> _Prompt_: Can you pull out each line of the data below that includes the word "Ditta"?

━━━ Records provided ━━━

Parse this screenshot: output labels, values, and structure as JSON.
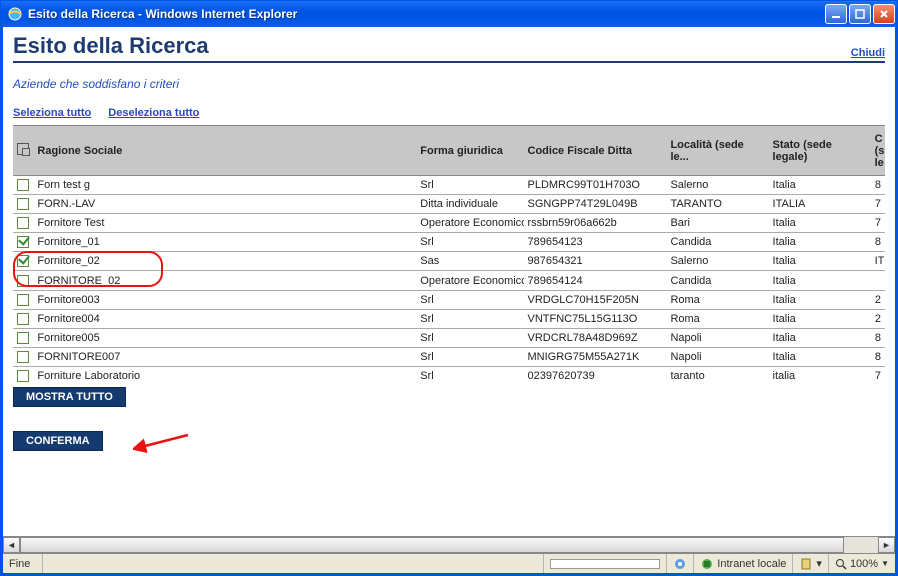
{
  "window": {
    "title": "Esito della Ricerca - Windows Internet Explorer"
  },
  "page": {
    "title": "Esito della Ricerca",
    "close_link": "Chiudi",
    "subtitle": "Aziende che soddisfano i criteri",
    "select_all": "Seleziona tutto",
    "deselect_all": "Deseleziona tutto"
  },
  "grid": {
    "headers": {
      "ragione": "Ragione Sociale",
      "forma": "Forma giuridica",
      "codice": "Codice Fiscale Ditta",
      "localita": "Località (sede le...",
      "stato": "Stato (sede legale)",
      "last": "C (s le"
    },
    "rows": [
      {
        "checked": false,
        "ragione": "Forn test g",
        "forma": "Srl",
        "codice": "PLDMRC99T01H703O",
        "localita": "Salerno",
        "stato": "Italia",
        "last": "8"
      },
      {
        "checked": false,
        "ragione": "FORN.-LAV",
        "forma": "Ditta individuale",
        "codice": "SGNGPP74T29L049B",
        "localita": "TARANTO",
        "stato": "ITALIA",
        "last": "7"
      },
      {
        "checked": false,
        "ragione": "Fornitore Test",
        "forma": "Operatore Economico Direttiva Europea",
        "codice": "rssbrn59r06a662b",
        "localita": "Bari",
        "stato": "Italia",
        "last": "7"
      },
      {
        "checked": true,
        "ragione": "Fornitore_01",
        "forma": "Srl",
        "codice": "789654123",
        "localita": "Candida",
        "stato": "Italia",
        "last": "8"
      },
      {
        "checked": true,
        "ragione": "Fornitore_02",
        "forma": "Sas",
        "codice": "987654321",
        "localita": "Salerno",
        "stato": "Italia",
        "last": "IT"
      },
      {
        "checked": false,
        "ragione": "FORNITORE_02",
        "forma": "Operatore Economico Direttiva Europea",
        "codice": "789654124",
        "localita": "Candida",
        "stato": "Italia",
        "last": ""
      },
      {
        "checked": false,
        "ragione": "Fornitore003",
        "forma": "Srl",
        "codice": "VRDGLC70H15F205N",
        "localita": "Roma",
        "stato": "Italia",
        "last": "2"
      },
      {
        "checked": false,
        "ragione": "Fornitore004",
        "forma": "Srl",
        "codice": "VNTFNC75L15G113O",
        "localita": "Roma",
        "stato": "Italia",
        "last": "2"
      },
      {
        "checked": false,
        "ragione": "Fornitore005",
        "forma": "Srl",
        "codice": "VRDCRL78A48D969Z",
        "localita": "Napoli",
        "stato": "Italia",
        "last": "8"
      },
      {
        "checked": false,
        "ragione": "FORNITORE007",
        "forma": "Srl",
        "codice": "MNIGRG75M55A271K",
        "localita": "Napoli",
        "stato": "Italia",
        "last": "8"
      },
      {
        "checked": false,
        "ragione": "Forniture Laboratorio",
        "forma": "Srl",
        "codice": "02397620739",
        "localita": "taranto",
        "stato": "italia",
        "last": "7"
      }
    ]
  },
  "buttons": {
    "mostra": "MOSTRA TUTTO",
    "conferma": "CONFERMA"
  },
  "statusbar": {
    "left": "Fine",
    "zone": "Intranet locale",
    "zoom": "100%"
  }
}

━━━

> _Answer_:
      "codice": "Codice Fiscale Ditta",
        "forma": "Ditta individuale",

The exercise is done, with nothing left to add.